▶ **WHAT THIS TASK INVOLVES**:
Compile every line that includes the word "name".

(Collected data)

START

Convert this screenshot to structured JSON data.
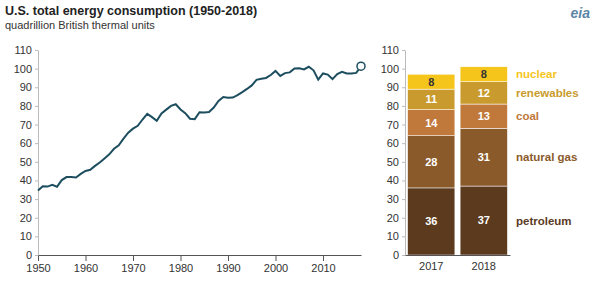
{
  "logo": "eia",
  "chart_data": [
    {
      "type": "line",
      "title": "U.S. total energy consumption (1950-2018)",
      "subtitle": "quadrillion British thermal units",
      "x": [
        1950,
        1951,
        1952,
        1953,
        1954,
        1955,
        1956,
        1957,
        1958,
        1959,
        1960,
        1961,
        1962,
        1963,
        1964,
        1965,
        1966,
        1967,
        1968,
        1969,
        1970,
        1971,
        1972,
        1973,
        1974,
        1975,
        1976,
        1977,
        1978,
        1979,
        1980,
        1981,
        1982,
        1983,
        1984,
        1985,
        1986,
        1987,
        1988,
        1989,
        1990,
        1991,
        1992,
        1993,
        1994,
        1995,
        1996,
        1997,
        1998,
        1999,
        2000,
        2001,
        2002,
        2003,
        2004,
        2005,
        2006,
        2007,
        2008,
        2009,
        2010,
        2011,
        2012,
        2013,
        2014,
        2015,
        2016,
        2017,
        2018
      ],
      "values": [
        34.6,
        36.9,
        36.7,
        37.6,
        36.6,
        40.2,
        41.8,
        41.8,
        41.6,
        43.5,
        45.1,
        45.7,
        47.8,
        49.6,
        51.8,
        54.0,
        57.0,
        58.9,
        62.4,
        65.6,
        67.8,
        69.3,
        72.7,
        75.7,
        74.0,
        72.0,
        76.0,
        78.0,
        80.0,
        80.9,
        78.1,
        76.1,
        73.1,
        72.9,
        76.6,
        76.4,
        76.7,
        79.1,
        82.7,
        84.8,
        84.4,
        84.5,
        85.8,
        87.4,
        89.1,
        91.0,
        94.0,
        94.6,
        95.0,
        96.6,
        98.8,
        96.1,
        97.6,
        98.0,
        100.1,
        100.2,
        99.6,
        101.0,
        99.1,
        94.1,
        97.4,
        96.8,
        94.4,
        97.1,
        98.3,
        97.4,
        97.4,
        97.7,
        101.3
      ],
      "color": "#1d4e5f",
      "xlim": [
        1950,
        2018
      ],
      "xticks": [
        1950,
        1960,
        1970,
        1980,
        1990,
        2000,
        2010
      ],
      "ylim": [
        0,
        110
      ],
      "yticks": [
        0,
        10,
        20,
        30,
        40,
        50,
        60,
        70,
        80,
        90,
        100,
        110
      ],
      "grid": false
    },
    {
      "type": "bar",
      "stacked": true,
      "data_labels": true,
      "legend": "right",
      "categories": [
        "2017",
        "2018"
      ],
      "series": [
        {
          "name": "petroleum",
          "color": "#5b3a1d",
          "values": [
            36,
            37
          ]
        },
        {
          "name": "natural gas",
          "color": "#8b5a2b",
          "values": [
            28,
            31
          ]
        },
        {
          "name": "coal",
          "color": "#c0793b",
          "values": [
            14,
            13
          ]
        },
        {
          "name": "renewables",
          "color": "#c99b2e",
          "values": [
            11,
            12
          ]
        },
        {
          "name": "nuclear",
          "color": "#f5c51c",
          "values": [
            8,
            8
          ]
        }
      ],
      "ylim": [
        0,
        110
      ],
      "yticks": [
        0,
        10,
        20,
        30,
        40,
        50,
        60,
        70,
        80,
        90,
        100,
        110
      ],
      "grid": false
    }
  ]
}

END

▶ **EXERCISE SOLUTION**:
          "name": "petroleum",
          "name": "natural gas",
          "name": "coal",
          "name": "renewables",
          "name": "nuclear",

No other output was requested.